**TRECHO**:
────────────────────────────────────────

Com os traços mais marcantes e característicos do que há de melhor no Teatro Oficina, eternamente do Zé Celso, Mutação de Apoteose vem como um rebento que insiste em vingar, crescer e explodir. Mostra que o teatro sobrevive às forças mais malignas do capital neoliberal, como a especulação imobiliária e a ausência de patrocínio para as artes. Resiste à morte inesperada de sua potência maior e eclode em manifestação artística clássica do que é assistir a uma peça no Teatro Oficina.

Tenho preferência em assistir às peças no Oficina na arquibancada superior. Para mim, é uma vista privilegiada. Meus olhos alcançam uma visão ampla, ainda que limitada. Sofro na agonia de ver atores e atrizes pendurados na estrutura do teatro, ao mesmo tempo em que me deslumbro com o mar de tecido azul em que Iemanjá flutua. De lá, pode-se ver a estrutura da peça se formando e o quadro da cena pronto, completo dessa bela obra de arte dirigida pela artista Camila Mota.

────────────────────────────────────────

(Itens listados em um conjunto de dados)
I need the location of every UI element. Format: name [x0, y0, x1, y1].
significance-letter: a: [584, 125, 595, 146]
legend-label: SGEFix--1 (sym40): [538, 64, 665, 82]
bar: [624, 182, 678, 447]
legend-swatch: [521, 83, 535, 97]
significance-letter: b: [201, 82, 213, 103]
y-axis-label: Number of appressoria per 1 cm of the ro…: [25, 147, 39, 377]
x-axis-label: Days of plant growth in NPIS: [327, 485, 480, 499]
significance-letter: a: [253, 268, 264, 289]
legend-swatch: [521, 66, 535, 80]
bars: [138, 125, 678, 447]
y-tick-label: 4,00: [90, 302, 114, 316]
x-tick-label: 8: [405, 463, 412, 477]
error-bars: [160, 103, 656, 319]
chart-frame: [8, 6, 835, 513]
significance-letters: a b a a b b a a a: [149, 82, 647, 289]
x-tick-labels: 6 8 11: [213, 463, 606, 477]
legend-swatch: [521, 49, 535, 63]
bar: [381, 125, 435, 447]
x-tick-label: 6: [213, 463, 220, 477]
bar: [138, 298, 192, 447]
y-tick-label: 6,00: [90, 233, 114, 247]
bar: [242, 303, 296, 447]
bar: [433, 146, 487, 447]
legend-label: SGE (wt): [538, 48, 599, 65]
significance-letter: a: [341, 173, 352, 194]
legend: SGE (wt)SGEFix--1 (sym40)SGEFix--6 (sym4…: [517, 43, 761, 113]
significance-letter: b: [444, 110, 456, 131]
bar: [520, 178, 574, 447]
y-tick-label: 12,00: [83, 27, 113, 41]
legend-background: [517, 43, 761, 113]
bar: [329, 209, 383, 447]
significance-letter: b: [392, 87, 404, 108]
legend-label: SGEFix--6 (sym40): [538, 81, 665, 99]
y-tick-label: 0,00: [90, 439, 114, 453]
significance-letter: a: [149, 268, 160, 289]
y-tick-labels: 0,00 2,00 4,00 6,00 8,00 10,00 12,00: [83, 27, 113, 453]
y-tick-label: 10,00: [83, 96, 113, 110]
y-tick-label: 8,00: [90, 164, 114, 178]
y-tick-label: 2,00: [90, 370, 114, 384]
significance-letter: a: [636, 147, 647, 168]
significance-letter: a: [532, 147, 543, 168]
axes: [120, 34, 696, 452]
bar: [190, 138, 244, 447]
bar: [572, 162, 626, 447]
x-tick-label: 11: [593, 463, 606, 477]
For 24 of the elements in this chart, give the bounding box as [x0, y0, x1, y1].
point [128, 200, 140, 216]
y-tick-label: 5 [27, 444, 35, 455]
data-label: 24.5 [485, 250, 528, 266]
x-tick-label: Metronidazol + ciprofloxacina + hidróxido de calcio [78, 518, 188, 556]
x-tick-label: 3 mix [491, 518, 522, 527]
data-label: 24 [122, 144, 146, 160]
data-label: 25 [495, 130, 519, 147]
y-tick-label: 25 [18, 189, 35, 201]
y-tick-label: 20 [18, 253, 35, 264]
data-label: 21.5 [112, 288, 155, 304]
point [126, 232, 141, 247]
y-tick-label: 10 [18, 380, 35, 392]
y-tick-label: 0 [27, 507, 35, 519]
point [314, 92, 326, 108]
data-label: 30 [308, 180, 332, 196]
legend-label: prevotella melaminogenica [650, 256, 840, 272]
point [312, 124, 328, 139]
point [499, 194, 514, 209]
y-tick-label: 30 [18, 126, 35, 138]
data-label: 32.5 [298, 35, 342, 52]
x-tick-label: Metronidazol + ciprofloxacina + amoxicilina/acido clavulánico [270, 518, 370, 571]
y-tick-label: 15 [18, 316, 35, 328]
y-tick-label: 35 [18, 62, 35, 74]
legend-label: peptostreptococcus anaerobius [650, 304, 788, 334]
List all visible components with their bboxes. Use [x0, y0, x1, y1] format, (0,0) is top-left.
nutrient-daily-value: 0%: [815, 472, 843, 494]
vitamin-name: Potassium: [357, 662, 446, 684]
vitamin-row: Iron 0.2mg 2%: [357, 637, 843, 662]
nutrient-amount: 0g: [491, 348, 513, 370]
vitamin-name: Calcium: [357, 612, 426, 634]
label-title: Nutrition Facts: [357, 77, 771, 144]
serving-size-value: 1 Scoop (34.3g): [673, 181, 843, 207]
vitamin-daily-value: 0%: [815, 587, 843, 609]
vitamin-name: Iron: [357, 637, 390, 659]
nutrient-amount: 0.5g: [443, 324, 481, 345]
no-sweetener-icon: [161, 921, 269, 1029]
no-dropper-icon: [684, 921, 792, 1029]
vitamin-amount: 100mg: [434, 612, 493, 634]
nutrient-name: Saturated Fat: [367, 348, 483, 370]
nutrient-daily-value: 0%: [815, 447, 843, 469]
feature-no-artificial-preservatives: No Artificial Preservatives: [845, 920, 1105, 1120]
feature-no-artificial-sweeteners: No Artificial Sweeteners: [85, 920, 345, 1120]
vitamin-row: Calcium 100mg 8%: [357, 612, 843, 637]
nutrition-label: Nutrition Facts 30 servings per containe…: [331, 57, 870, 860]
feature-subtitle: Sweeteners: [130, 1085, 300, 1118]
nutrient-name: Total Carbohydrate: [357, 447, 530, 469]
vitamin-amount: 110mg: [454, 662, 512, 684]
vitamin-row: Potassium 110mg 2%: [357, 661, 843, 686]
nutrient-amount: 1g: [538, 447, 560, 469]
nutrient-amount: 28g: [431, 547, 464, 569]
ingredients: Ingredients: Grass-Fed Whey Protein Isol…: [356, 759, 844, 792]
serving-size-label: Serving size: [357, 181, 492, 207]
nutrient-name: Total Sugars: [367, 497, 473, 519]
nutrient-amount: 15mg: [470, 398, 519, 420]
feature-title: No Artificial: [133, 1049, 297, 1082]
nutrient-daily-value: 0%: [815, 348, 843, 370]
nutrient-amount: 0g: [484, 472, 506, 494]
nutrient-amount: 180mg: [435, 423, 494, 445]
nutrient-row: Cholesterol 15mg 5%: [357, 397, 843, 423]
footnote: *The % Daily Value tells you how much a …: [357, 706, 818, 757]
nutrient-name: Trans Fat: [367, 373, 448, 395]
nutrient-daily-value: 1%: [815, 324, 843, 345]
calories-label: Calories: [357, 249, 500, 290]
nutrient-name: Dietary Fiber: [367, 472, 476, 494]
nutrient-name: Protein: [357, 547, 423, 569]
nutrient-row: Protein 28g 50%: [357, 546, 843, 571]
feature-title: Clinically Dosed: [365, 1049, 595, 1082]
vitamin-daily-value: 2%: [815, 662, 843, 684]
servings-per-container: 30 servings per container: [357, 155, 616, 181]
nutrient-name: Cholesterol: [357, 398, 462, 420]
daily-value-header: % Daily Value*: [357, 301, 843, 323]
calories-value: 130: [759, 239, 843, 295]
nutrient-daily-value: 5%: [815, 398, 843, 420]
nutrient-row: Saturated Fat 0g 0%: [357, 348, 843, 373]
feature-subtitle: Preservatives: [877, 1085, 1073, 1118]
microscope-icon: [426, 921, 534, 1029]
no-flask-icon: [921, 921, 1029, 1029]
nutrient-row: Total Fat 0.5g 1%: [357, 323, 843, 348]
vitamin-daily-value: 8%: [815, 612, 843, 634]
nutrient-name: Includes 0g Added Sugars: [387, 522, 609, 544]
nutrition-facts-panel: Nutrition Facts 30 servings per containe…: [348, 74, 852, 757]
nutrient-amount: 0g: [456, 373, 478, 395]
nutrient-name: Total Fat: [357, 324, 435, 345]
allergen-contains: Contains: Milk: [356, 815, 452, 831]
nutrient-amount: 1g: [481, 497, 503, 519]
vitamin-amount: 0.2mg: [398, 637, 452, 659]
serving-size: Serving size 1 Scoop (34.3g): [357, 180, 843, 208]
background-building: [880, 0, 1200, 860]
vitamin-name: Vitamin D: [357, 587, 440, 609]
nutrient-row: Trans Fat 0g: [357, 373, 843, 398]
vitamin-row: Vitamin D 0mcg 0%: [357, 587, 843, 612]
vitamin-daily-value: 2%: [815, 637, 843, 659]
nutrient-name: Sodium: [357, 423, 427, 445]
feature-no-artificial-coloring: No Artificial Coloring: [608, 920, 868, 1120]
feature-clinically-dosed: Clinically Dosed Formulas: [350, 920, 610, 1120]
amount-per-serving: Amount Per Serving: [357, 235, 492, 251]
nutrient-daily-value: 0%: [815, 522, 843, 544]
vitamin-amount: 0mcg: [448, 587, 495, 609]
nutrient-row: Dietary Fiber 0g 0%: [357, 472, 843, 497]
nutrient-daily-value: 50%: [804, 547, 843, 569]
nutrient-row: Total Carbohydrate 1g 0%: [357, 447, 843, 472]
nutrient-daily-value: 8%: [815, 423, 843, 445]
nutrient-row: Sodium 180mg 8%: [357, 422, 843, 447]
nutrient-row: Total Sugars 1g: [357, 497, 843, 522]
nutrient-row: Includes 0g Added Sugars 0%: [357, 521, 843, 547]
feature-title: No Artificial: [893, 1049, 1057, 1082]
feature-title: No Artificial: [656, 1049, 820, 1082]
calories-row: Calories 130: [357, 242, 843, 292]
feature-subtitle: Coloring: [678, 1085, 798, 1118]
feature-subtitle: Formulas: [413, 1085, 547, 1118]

────────────────────────────────────────

**OBJETIVO DO EXERCÍCIO**:
No trecho sobre Mutação de Apoteose, liste todos os verbos que indicam o que o rebento insiste em fazer. Os dados constituem um material à parte, sem relação com o trecho.

**ESPAÇO PARA RESPOSTA**:
vingar, crescer, explodir